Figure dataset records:
::::

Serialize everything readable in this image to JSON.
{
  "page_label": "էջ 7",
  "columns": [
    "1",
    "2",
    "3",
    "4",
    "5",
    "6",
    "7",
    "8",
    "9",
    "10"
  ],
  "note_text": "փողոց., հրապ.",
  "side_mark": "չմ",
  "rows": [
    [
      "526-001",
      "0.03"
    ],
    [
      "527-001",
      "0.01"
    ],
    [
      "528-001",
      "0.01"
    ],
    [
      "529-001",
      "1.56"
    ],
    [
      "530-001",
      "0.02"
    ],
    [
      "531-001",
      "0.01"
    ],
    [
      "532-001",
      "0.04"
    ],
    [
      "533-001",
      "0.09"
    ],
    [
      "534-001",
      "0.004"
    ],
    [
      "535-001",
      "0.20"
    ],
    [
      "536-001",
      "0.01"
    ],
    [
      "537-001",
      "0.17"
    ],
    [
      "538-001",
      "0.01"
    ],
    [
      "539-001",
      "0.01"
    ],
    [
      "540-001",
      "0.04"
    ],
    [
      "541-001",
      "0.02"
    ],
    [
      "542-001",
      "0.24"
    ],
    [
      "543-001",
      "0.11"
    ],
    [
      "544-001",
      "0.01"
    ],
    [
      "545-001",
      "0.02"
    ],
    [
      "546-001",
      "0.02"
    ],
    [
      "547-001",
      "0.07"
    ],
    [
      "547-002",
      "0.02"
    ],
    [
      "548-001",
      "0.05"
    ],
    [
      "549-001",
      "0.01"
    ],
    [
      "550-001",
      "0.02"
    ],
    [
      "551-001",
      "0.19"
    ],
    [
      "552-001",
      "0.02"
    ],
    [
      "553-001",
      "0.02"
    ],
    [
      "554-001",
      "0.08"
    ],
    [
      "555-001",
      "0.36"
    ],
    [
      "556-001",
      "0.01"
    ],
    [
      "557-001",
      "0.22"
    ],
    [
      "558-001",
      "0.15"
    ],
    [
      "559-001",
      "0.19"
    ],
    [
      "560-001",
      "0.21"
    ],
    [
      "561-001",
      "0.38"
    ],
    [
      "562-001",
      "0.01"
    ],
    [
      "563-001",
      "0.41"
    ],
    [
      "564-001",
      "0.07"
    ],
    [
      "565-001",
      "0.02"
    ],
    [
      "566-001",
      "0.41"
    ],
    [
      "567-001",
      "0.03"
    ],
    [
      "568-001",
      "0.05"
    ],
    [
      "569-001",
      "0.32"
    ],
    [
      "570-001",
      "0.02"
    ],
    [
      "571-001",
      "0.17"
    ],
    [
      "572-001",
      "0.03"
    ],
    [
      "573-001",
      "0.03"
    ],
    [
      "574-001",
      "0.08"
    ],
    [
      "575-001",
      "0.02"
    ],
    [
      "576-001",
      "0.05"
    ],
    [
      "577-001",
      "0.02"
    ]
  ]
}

::::

◆ REQUIRED WORK ◆
Write out the material exactly as given.

◆ OUTPUT FOR THIS TASK ◆
Serialize everything readable in this image to JSON.
{
  "page_label": "էջ 7",
  "columns": [
    "1",
    "2",
    "3",
    "4",
    "5",
    "6",
    "7",
    "8",
    "9",
    "10"
  ],
  "note_text": "փողոց., հրապ.",
  "side_mark": "չմ",
  "rows": [
    [
      "526-001",
      "0.03"
    ],
    [
      "527-001",
      "0.01"
    ],
    [
      "528-001",
      "0.01"
    ],
    [
      "529-001",
      "1.56"
    ],
    [
      "530-001",
      "0.02"
    ],
    [
      "531-001",
      "0.01"
    ],
    [
      "532-001",
      "0.04"
    ],
    [
      "533-001",
      "0.09"
    ],
    [
      "534-001",
      "0.004"
    ],
    [
      "535-001",
      "0.20"
    ],
    [
      "536-001",
      "0.01"
    ],
    [
      "537-001",
      "0.17"
    ],
    [
      "538-001",
      "0.01"
    ],
    [
      "539-001",
      "0.01"
    ],
    [
      "540-001",
      "0.04"
    ],
    [
      "541-001",
      "0.02"
    ],
    [
      "542-001",
      "0.24"
    ],
    [
      "543-001",
      "0.11"
    ],
    [
      "544-001",
      "0.01"
    ],
    [
      "545-001",
      "0.02"
    ],
    [
      "546-001",
      "0.02"
    ],
    [
      "547-001",
      "0.07"
    ],
    [
      "547-002",
      "0.02"
    ],
    [
      "548-001",
      "0.05"
    ],
    [
      "549-001",
      "0.01"
    ],
    [
      "550-001",
      "0.02"
    ],
    [
      "551-001",
      "0.19"
    ],
    [
      "552-001",
      "0.02"
    ],
    [
      "553-001",
      "0.02"
    ],
    [
      "554-001",
      "0.08"
    ],
    [
      "555-001",
      "0.36"
    ],
    [
      "556-001",
      "0.01"
    ],
    [
      "557-001",
      "0.22"
    ],
    [
      "558-001",
      "0.15"
    ],
    [
      "559-001",
      "0.19"
    ],
    [
      "560-001",
      "0.21"
    ],
    [
      "561-001",
      "0.38"
    ],
    [
      "562-001",
      "0.01"
    ],
    [
      "563-001",
      "0.41"
    ],
    [
      "564-001",
      "0.07"
    ],
    [
      "565-001",
      "0.02"
    ],
    [
      "566-001",
      "0.41"
    ],
    [
      "567-001",
      "0.03"
    ],
    [
      "568-001",
      "0.05"
    ],
    [
      "569-001",
      "0.32"
    ],
    [
      "570-001",
      "0.02"
    ],
    [
      "571-001",
      "0.17"
    ],
    [
      "572-001",
      "0.03"
    ],
    [
      "573-001",
      "0.03"
    ],
    [
      "574-001",
      "0.08"
    ],
    [
      "575-001",
      "0.02"
    ],
    [
      "576-001",
      "0.05"
    ],
    [
      "577-001",
      "0.02"
    ]
  ]
}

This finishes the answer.